[Data extract]
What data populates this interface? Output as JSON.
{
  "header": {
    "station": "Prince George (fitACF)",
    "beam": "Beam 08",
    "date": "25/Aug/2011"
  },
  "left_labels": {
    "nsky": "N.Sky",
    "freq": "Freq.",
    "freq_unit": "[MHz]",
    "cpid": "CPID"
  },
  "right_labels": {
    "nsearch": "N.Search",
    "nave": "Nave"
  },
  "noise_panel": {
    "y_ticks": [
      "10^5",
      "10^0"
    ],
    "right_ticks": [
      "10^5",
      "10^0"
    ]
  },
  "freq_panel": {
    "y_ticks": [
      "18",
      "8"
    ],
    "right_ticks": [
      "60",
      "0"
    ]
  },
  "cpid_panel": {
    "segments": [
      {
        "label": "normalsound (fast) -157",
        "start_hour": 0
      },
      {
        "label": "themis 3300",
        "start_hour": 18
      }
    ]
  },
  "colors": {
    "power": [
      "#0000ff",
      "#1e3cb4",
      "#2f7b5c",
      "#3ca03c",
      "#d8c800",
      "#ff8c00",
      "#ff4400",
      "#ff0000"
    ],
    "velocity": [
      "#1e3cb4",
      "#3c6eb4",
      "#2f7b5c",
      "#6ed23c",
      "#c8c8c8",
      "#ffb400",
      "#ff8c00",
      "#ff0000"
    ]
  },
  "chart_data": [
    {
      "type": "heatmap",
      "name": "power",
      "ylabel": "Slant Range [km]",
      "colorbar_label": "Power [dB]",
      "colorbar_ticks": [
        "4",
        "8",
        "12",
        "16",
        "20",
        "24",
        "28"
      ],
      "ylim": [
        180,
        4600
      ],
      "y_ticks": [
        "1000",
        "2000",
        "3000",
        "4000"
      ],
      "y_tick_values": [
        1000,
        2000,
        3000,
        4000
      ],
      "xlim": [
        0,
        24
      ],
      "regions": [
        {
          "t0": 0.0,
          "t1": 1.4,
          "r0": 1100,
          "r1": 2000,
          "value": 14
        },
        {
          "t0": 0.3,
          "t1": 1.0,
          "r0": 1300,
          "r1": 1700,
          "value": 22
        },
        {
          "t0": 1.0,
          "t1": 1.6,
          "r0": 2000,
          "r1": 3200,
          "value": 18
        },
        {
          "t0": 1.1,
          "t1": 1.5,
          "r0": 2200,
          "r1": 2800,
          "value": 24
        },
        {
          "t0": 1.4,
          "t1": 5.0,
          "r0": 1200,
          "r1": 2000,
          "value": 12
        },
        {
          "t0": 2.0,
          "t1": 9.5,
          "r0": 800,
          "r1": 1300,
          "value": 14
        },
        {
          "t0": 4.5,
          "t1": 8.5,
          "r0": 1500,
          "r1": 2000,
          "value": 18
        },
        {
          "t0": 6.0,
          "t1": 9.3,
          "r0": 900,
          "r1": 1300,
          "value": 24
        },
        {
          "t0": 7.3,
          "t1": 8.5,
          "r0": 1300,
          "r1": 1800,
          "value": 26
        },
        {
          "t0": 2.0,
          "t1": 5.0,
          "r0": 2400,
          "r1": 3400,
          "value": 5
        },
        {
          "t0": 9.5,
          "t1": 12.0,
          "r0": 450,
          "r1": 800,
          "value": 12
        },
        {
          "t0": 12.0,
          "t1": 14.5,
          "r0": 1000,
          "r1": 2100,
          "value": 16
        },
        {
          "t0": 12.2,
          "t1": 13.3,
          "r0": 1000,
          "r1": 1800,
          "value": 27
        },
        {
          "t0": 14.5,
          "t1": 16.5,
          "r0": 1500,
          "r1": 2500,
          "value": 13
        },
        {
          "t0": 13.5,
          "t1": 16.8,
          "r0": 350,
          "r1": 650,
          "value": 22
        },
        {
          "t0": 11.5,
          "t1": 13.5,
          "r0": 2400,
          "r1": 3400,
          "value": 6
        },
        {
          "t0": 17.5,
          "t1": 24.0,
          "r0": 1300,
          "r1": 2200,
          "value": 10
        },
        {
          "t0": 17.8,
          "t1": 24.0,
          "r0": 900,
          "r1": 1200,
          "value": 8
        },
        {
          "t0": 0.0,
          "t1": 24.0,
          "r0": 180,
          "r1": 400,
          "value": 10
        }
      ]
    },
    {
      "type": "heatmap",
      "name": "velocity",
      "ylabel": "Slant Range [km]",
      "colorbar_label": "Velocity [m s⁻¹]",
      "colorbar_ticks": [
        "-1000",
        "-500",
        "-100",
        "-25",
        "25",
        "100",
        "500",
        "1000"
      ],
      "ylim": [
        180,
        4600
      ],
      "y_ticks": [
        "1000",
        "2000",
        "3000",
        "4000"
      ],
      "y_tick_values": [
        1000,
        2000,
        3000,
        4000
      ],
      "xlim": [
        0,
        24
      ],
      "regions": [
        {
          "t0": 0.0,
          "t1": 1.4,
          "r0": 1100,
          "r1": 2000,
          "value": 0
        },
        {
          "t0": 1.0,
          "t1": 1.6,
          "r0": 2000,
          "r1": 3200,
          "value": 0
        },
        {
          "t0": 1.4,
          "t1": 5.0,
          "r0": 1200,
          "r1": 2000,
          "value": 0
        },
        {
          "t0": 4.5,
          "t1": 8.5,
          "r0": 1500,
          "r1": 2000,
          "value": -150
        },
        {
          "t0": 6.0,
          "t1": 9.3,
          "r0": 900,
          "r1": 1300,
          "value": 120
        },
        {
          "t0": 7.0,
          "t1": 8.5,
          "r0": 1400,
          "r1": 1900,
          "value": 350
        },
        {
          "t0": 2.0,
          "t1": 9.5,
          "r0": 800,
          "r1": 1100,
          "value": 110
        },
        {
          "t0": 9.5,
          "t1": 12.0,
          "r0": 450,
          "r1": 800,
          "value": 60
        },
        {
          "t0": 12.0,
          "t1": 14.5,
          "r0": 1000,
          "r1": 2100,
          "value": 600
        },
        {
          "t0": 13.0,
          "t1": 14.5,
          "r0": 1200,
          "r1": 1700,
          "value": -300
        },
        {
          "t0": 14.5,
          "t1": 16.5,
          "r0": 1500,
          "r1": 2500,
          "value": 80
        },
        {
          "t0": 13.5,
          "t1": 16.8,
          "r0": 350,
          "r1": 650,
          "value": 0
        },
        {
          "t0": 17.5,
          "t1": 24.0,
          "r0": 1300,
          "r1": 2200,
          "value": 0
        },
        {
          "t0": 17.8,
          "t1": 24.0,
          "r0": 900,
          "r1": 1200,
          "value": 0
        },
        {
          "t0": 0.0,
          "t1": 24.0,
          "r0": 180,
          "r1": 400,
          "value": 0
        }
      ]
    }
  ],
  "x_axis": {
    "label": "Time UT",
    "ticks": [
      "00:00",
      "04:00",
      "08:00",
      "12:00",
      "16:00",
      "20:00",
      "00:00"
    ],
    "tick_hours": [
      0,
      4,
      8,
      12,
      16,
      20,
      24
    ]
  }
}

[Challenge]
Write out every line from the records above, word for word.

[Answer for this exercise]
What data populates this interface? Output as JSON.
{
  "header": {
    "station": "Prince George (fitACF)",
    "beam": "Beam 08",
    "date": "25/Aug/2011"
  },
  "left_labels": {
    "nsky": "N.Sky",
    "freq": "Freq.",
    "freq_unit": "[MHz]",
    "cpid": "CPID"
  },
  "right_labels": {
    "nsearch": "N.Search",
    "nave": "Nave"
  },
  "noise_panel": {
    "y_ticks": [
      "10^5",
      "10^0"
    ],
    "right_ticks": [
      "10^5",
      "10^0"
    ]
  },
  "freq_panel": {
    "y_ticks": [
      "18",
      "8"
    ],
    "right_ticks": [
      "60",
      "0"
    ]
  },
  "cpid_panel": {
    "segments": [
      {
        "label": "normalsound (fast) -157",
        "start_hour": 0
      },
      {
        "label": "themis 3300",
        "start_hour": 18
      }
    ]
  },
  "colors": {
    "power": [
      "#0000ff",
      "#1e3cb4",
      "#2f7b5c",
      "#3ca03c",
      "#d8c800",
      "#ff8c00",
      "#ff4400",
      "#ff0000"
    ],
    "velocity": [
      "#1e3cb4",
      "#3c6eb4",
      "#2f7b5c",
      "#6ed23c",
      "#c8c8c8",
      "#ffb400",
      "#ff8c00",
      "#ff0000"
    ]
  },
  "chart_data": [
    {
      "type": "heatmap",
      "name": "power",
      "ylabel": "Slant Range [km]",
      "colorbar_label": "Power [dB]",
      "colorbar_ticks": [
        "4",
        "8",
        "12",
        "16",
        "20",
        "24",
        "28"
      ],
      "ylim": [
        180,
        4600
      ],
      "y_ticks": [
        "1000",
        "2000",
        "3000",
        "4000"
      ],
      "y_tick_values": [
        1000,
        2000,
        3000,
        4000
      ],
      "xlim": [
        0,
        24
      ],
      "regions": [
        {
          "t0": 0.0,
          "t1": 1.4,
          "r0": 1100,
          "r1": 2000,
          "value": 14
        },
        {
          "t0": 0.3,
          "t1": 1.0,
          "r0": 1300,
          "r1": 1700,
          "value": 22
        },
        {
          "t0": 1.0,
          "t1": 1.6,
          "r0": 2000,
          "r1": 3200,
          "value": 18
        },
        {
          "t0": 1.1,
          "t1": 1.5,
          "r0": 2200,
          "r1": 2800,
          "value": 24
        },
        {
          "t0": 1.4,
          "t1": 5.0,
          "r0": 1200,
          "r1": 2000,
          "value": 12
        },
        {
          "t0": 2.0,
          "t1": 9.5,
          "r0": 800,
          "r1": 1300,
          "value": 14
        },
        {
          "t0": 4.5,
          "t1": 8.5,
          "r0": 1500,
          "r1": 2000,
          "value": 18
        },
        {
          "t0": 6.0,
          "t1": 9.3,
          "r0": 900,
          "r1": 1300,
          "value": 24
        },
        {
          "t0": 7.3,
          "t1": 8.5,
          "r0": 1300,
          "r1": 1800,
          "value": 26
        },
        {
          "t0": 2.0,
          "t1": 5.0,
          "r0": 2400,
          "r1": 3400,
          "value": 5
        },
        {
          "t0": 9.5,
          "t1": 12.0,
          "r0": 450,
          "r1": 800,
          "value": 12
        },
        {
          "t0": 12.0,
          "t1": 14.5,
          "r0": 1000,
          "r1": 2100,
          "value": 16
        },
        {
          "t0": 12.2,
          "t1": 13.3,
          "r0": 1000,
          "r1": 1800,
          "value": 27
        },
        {
          "t0": 14.5,
          "t1": 16.5,
          "r0": 1500,
          "r1": 2500,
          "value": 13
        },
        {
          "t0": 13.5,
          "t1": 16.8,
          "r0": 350,
          "r1": 650,
          "value": 22
        },
        {
          "t0": 11.5,
          "t1": 13.5,
          "r0": 2400,
          "r1": 3400,
          "value": 6
        },
        {
          "t0": 17.5,
          "t1": 24.0,
          "r0": 1300,
          "r1": 2200,
          "value": 10
        },
        {
          "t0": 17.8,
          "t1": 24.0,
          "r0": 900,
          "r1": 1200,
          "value": 8
        },
        {
          "t0": 0.0,
          "t1": 24.0,
          "r0": 180,
          "r1": 400,
          "value": 10
        }
      ]
    },
    {
      "type": "heatmap",
      "name": "velocity",
      "ylabel": "Slant Range [km]",
      "colorbar_label": "Velocity [m s⁻¹]",
      "colorbar_ticks": [
        "-1000",
        "-500",
        "-100",
        "-25",
        "25",
        "100",
        "500",
        "1000"
      ],
      "ylim": [
        180,
        4600
      ],
      "y_ticks": [
        "1000",
        "2000",
        "3000",
        "4000"
      ],
      "y_tick_values": [
        1000,
        2000,
        3000,
        4000
      ],
      "xlim": [
        0,
        24
      ],
      "regions": [
        {
          "t0": 0.0,
          "t1": 1.4,
          "r0": 1100,
          "r1": 2000,
          "value": 0
        },
        {
          "t0": 1.0,
          "t1": 1.6,
          "r0": 2000,
          "r1": 3200,
          "value": 0
        },
        {
          "t0": 1.4,
          "t1": 5.0,
          "r0": 1200,
          "r1": 2000,
          "value": 0
        },
        {
          "t0": 4.5,
          "t1": 8.5,
          "r0": 1500,
          "r1": 2000,
          "value": -150
        },
        {
          "t0": 6.0,
          "t1": 9.3,
          "r0": 900,
          "r1": 1300,
          "value": 120
        },
        {
          "t0": 7.0,
          "t1": 8.5,
          "r0": 1400,
          "r1": 1900,
          "value": 350
        },
        {
          "t0": 2.0,
          "t1": 9.5,
          "r0": 800,
          "r1": 1100,
          "value": 110
        },
        {
          "t0": 9.5,
          "t1": 12.0,
          "r0": 450,
          "r1": 800,
          "value": 60
        },
        {
          "t0": 12.0,
          "t1": 14.5,
          "r0": 1000,
          "r1": 2100,
          "value": 600
        },
        {
          "t0": 13.0,
          "t1": 14.5,
          "r0": 1200,
          "r1": 1700,
          "value": -300
        },
        {
          "t0": 14.5,
          "t1": 16.5,
          "r0": 1500,
          "r1": 2500,
          "value": 80
        },
        {
          "t0": 13.5,
          "t1": 16.8,
          "r0": 350,
          "r1": 650,
          "value": 0
        },
        {
          "t0": 17.5,
          "t1": 24.0,
          "r0": 1300,
          "r1": 2200,
          "value": 0
        },
        {
          "t0": 17.8,
          "t1": 24.0,
          "r0": 900,
          "r1": 1200,
          "value": 0
        },
        {
          "t0": 0.0,
          "t1": 24.0,
          "r0": 180,
          "r1": 400,
          "value": 0
        }
      ]
    }
  ],
  "x_axis": {
    "label": "Time UT",
    "ticks": [
      "00:00",
      "04:00",
      "08:00",
      "12:00",
      "16:00",
      "20:00",
      "00:00"
    ],
    "tick_hours": [
      0,
      4,
      8,
      12,
      16,
      20,
      24
    ]
  }
}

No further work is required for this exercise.